GIVEN PROBLEM.
Print the listing below in its entirety, character for character.

RECORDS FOR THE EXERCISE.
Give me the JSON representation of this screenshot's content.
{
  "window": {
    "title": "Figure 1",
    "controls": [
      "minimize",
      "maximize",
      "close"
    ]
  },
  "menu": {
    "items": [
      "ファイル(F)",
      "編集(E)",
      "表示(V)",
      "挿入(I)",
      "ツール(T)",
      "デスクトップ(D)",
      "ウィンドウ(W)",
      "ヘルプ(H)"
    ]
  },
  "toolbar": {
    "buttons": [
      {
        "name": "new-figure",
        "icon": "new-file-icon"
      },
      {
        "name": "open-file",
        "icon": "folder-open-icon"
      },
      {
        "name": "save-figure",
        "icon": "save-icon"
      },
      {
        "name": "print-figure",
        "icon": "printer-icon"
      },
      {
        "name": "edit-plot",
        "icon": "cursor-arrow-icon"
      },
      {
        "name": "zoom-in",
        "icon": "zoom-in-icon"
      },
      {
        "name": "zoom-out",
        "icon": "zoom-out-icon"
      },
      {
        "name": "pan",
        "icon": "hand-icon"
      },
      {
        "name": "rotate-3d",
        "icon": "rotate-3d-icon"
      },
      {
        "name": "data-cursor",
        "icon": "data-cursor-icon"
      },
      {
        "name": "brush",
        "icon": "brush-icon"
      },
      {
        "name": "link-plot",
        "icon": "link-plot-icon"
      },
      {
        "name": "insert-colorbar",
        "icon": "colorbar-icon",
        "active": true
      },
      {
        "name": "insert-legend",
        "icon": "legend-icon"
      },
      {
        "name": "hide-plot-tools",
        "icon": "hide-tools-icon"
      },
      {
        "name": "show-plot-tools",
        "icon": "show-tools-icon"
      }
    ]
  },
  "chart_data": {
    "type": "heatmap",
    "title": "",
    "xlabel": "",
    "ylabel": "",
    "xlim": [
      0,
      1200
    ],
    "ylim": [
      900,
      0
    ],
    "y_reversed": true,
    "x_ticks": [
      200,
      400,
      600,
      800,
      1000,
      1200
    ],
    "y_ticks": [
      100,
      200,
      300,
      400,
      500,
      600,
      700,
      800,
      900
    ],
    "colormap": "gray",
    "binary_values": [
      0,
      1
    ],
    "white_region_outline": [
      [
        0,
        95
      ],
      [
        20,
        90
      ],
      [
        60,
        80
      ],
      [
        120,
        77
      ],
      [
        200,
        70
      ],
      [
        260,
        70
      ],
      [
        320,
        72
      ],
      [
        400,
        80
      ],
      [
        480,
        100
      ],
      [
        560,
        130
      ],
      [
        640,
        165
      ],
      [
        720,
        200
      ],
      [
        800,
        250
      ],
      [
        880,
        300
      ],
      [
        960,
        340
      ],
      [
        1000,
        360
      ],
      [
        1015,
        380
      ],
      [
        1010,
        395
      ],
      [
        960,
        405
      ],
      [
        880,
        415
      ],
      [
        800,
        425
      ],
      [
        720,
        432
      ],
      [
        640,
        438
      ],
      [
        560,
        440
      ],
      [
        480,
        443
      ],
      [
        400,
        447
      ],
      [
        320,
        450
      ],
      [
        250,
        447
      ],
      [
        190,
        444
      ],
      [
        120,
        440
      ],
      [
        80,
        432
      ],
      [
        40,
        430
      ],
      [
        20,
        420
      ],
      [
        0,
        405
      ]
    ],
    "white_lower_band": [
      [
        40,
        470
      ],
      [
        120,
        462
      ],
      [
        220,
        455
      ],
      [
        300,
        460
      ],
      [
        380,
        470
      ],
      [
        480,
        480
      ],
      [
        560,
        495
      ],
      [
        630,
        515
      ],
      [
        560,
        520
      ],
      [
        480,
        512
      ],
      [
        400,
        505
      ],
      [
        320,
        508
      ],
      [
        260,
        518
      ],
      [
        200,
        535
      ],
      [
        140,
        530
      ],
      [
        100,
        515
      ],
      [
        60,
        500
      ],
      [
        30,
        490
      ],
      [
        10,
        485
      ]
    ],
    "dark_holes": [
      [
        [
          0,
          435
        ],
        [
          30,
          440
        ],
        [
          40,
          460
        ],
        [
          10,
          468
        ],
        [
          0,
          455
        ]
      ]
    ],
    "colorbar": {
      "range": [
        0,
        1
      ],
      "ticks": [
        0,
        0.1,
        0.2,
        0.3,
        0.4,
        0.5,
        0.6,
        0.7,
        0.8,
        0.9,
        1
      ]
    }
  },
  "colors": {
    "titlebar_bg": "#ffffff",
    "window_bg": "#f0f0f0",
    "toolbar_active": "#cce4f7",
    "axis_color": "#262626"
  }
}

PROBLEM SOLUTION.
Give me the JSON representation of this screenshot's content.
{
  "window": {
    "title": "Figure 1",
    "controls": [
      "minimize",
      "maximize",
      "close"
    ]
  },
  "menu": {
    "items": [
      "ファイル(F)",
      "編集(E)",
      "表示(V)",
      "挿入(I)",
      "ツール(T)",
      "デスクトップ(D)",
      "ウィンドウ(W)",
      "ヘルプ(H)"
    ]
  },
  "toolbar": {
    "buttons": [
      {
        "name": "new-figure",
        "icon": "new-file-icon"
      },
      {
        "name": "open-file",
        "icon": "folder-open-icon"
      },
      {
        "name": "save-figure",
        "icon": "save-icon"
      },
      {
        "name": "print-figure",
        "icon": "printer-icon"
      },
      {
        "name": "edit-plot",
        "icon": "cursor-arrow-icon"
      },
      {
        "name": "zoom-in",
        "icon": "zoom-in-icon"
      },
      {
        "name": "zoom-out",
        "icon": "zoom-out-icon"
      },
      {
        "name": "pan",
        "icon": "hand-icon"
      },
      {
        "name": "rotate-3d",
        "icon": "rotate-3d-icon"
      },
      {
        "name": "data-cursor",
        "icon": "data-cursor-icon"
      },
      {
        "name": "brush",
        "icon": "brush-icon"
      },
      {
        "name": "link-plot",
        "icon": "link-plot-icon"
      },
      {
        "name": "insert-colorbar",
        "icon": "colorbar-icon",
        "active": true
      },
      {
        "name": "insert-legend",
        "icon": "legend-icon"
      },
      {
        "name": "hide-plot-tools",
        "icon": "hide-tools-icon"
      },
      {
        "name": "show-plot-tools",
        "icon": "show-tools-icon"
      }
    ]
  },
  "chart_data": {
    "type": "heatmap",
    "title": "",
    "xlabel": "",
    "ylabel": "",
    "xlim": [
      0,
      1200
    ],
    "ylim": [
      900,
      0
    ],
    "y_reversed": true,
    "x_ticks": [
      200,
      400,
      600,
      800,
      1000,
      1200
    ],
    "y_ticks": [
      100,
      200,
      300,
      400,
      500,
      600,
      700,
      800,
      900
    ],
    "colormap": "gray",
    "binary_values": [
      0,
      1
    ],
    "white_region_outline": [
      [
        0,
        95
      ],
      [
        20,
        90
      ],
      [
        60,
        80
      ],
      [
        120,
        77
      ],
      [
        200,
        70
      ],
      [
        260,
        70
      ],
      [
        320,
        72
      ],
      [
        400,
        80
      ],
      [
        480,
        100
      ],
      [
        560,
        130
      ],
      [
        640,
        165
      ],
      [
        720,
        200
      ],
      [
        800,
        250
      ],
      [
        880,
        300
      ],
      [
        960,
        340
      ],
      [
        1000,
        360
      ],
      [
        1015,
        380
      ],
      [
        1010,
        395
      ],
      [
        960,
        405
      ],
      [
        880,
        415
      ],
      [
        800,
        425
      ],
      [
        720,
        432
      ],
      [
        640,
        438
      ],
      [
        560,
        440
      ],
      [
        480,
        443
      ],
      [
        400,
        447
      ],
      [
        320,
        450
      ],
      [
        250,
        447
      ],
      [
        190,
        444
      ],
      [
        120,
        440
      ],
      [
        80,
        432
      ],
      [
        40,
        430
      ],
      [
        20,
        420
      ],
      [
        0,
        405
      ]
    ],
    "white_lower_band": [
      [
        40,
        470
      ],
      [
        120,
        462
      ],
      [
        220,
        455
      ],
      [
        300,
        460
      ],
      [
        380,
        470
      ],
      [
        480,
        480
      ],
      [
        560,
        495
      ],
      [
        630,
        515
      ],
      [
        560,
        520
      ],
      [
        480,
        512
      ],
      [
        400,
        505
      ],
      [
        320,
        508
      ],
      [
        260,
        518
      ],
      [
        200,
        535
      ],
      [
        140,
        530
      ],
      [
        100,
        515
      ],
      [
        60,
        500
      ],
      [
        30,
        490
      ],
      [
        10,
        485
      ]
    ],
    "dark_holes": [
      [
        [
          0,
          435
        ],
        [
          30,
          440
        ],
        [
          40,
          460
        ],
        [
          10,
          468
        ],
        [
          0,
          455
        ]
      ]
    ],
    "colorbar": {
      "range": [
        0,
        1
      ],
      "ticks": [
        0,
        0.1,
        0.2,
        0.3,
        0.4,
        0.5,
        0.6,
        0.7,
        0.8,
        0.9,
        1
      ]
    }
  },
  "colors": {
    "titlebar_bg": "#ffffff",
    "window_bg": "#f0f0f0",
    "toolbar_active": "#cce4f7",
    "axis_color": "#262626"
  }
}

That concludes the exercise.